WRITTEN TASK -
Exclude images, then output the remaining data verbatim.

[Items from a figure collection]
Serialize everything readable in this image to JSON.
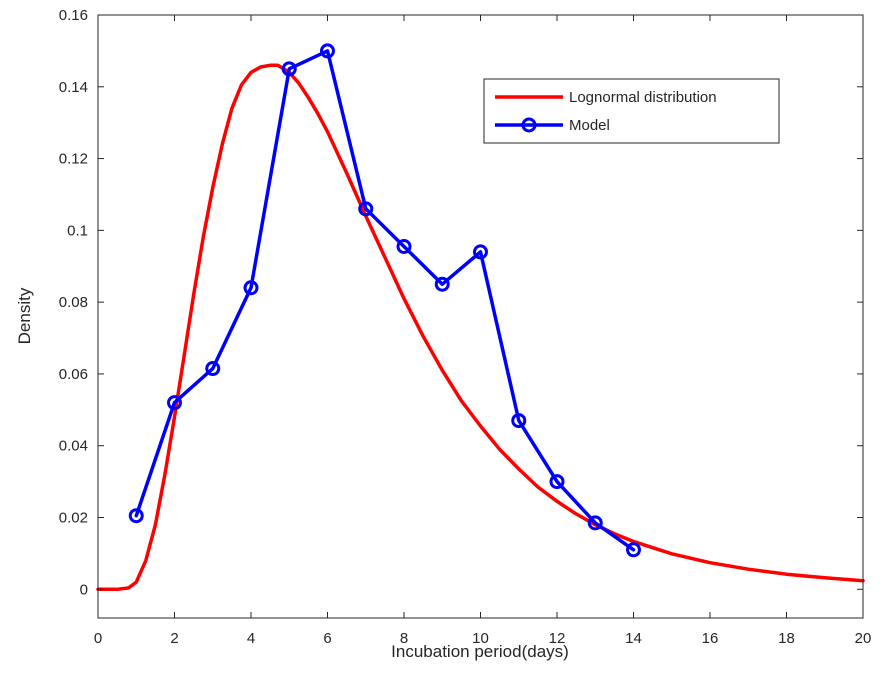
{
  "chart_data": {
    "type": "line",
    "title": "",
    "xlabel": "Incubation period(days)",
    "ylabel": "Density",
    "xlim": [
      0,
      20
    ],
    "ylim": [
      -0.008,
      0.16
    ],
    "xticks": [
      0,
      2,
      4,
      6,
      8,
      10,
      12,
      14,
      16,
      18,
      20
    ],
    "xtick_labels": [
      "0",
      "2",
      "4",
      "6",
      "8",
      "10",
      "12",
      "14",
      "16",
      "18",
      "20"
    ],
    "yticks": [
      0,
      0.02,
      0.04,
      0.06,
      0.08,
      0.1,
      0.12,
      0.14,
      0.16
    ],
    "ytick_labels": [
      "0",
      "0.02",
      "0.04",
      "0.06",
      "0.08",
      "0.1",
      "0.12",
      "0.14",
      "0.16"
    ],
    "grid": false,
    "box": true,
    "legend_position": "top-right",
    "series": [
      {
        "name": "Lognormal distribution",
        "color": "#ff0000",
        "marker": "none",
        "x": [
          0,
          0.5,
          0.8,
          1,
          1.25,
          1.5,
          1.75,
          2,
          2.25,
          2.5,
          2.75,
          3,
          3.25,
          3.5,
          3.75,
          4,
          4.25,
          4.5,
          4.7,
          5,
          5.25,
          5.5,
          5.75,
          6,
          6.5,
          7,
          7.5,
          8,
          8.5,
          9,
          9.5,
          10,
          10.5,
          11,
          11.5,
          12,
          12.5,
          13,
          13.5,
          14,
          15,
          16,
          17,
          18,
          19,
          20
        ],
        "y": [
          0,
          0,
          0.0004,
          0.002,
          0.008,
          0.018,
          0.032,
          0.048,
          0.065,
          0.082,
          0.098,
          0.112,
          0.124,
          0.134,
          0.1405,
          0.144,
          0.1455,
          0.146,
          0.146,
          0.144,
          0.141,
          0.137,
          0.1325,
          0.1275,
          0.116,
          0.104,
          0.0925,
          0.081,
          0.0705,
          0.061,
          0.0525,
          0.0455,
          0.039,
          0.0335,
          0.0285,
          0.0245,
          0.021,
          0.018,
          0.0155,
          0.0133,
          0.0099,
          0.0074,
          0.0056,
          0.0042,
          0.0032,
          0.0024
        ]
      },
      {
        "name": "Model",
        "color": "#0000ff",
        "marker": "circle",
        "x": [
          1,
          2,
          3,
          4,
          5,
          6,
          7,
          8,
          9,
          10,
          11,
          12,
          13,
          14
        ],
        "y": [
          0.0205,
          0.052,
          0.0615,
          0.084,
          0.145,
          0.15,
          0.106,
          0.0955,
          0.085,
          0.094,
          0.047,
          0.03,
          0.0185,
          0.011
        ]
      }
    ]
  }
}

ANSWER TO THIS PROBLEM -
Serialize everything readable in this image to JSON.
{
  "chart_data": {
    "type": "line",
    "title": "",
    "xlabel": "Incubation period(days)",
    "ylabel": "Density",
    "xlim": [
      0,
      20
    ],
    "ylim": [
      -0.008,
      0.16
    ],
    "xticks": [
      0,
      2,
      4,
      6,
      8,
      10,
      12,
      14,
      16,
      18,
      20
    ],
    "xtick_labels": [
      "0",
      "2",
      "4",
      "6",
      "8",
      "10",
      "12",
      "14",
      "16",
      "18",
      "20"
    ],
    "yticks": [
      0,
      0.02,
      0.04,
      0.06,
      0.08,
      0.1,
      0.12,
      0.14,
      0.16
    ],
    "ytick_labels": [
      "0",
      "0.02",
      "0.04",
      "0.06",
      "0.08",
      "0.1",
      "0.12",
      "0.14",
      "0.16"
    ],
    "grid": false,
    "box": true,
    "legend_position": "top-right",
    "series": [
      {
        "name": "Lognormal distribution",
        "color": "#ff0000",
        "marker": "none",
        "x": [
          0,
          0.5,
          0.8,
          1,
          1.25,
          1.5,
          1.75,
          2,
          2.25,
          2.5,
          2.75,
          3,
          3.25,
          3.5,
          3.75,
          4,
          4.25,
          4.5,
          4.7,
          5,
          5.25,
          5.5,
          5.75,
          6,
          6.5,
          7,
          7.5,
          8,
          8.5,
          9,
          9.5,
          10,
          10.5,
          11,
          11.5,
          12,
          12.5,
          13,
          13.5,
          14,
          15,
          16,
          17,
          18,
          19,
          20
        ],
        "y": [
          0,
          0,
          0.0004,
          0.002,
          0.008,
          0.018,
          0.032,
          0.048,
          0.065,
          0.082,
          0.098,
          0.112,
          0.124,
          0.134,
          0.1405,
          0.144,
          0.1455,
          0.146,
          0.146,
          0.144,
          0.141,
          0.137,
          0.1325,
          0.1275,
          0.116,
          0.104,
          0.0925,
          0.081,
          0.0705,
          0.061,
          0.0525,
          0.0455,
          0.039,
          0.0335,
          0.0285,
          0.0245,
          0.021,
          0.018,
          0.0155,
          0.0133,
          0.0099,
          0.0074,
          0.0056,
          0.0042,
          0.0032,
          0.0024
        ]
      },
      {
        "name": "Model",
        "color": "#0000ff",
        "marker": "circle",
        "x": [
          1,
          2,
          3,
          4,
          5,
          6,
          7,
          8,
          9,
          10,
          11,
          12,
          13,
          14
        ],
        "y": [
          0.0205,
          0.052,
          0.0615,
          0.084,
          0.145,
          0.15,
          0.106,
          0.0955,
          0.085,
          0.094,
          0.047,
          0.03,
          0.0185,
          0.011
        ]
      }
    ]
  }
}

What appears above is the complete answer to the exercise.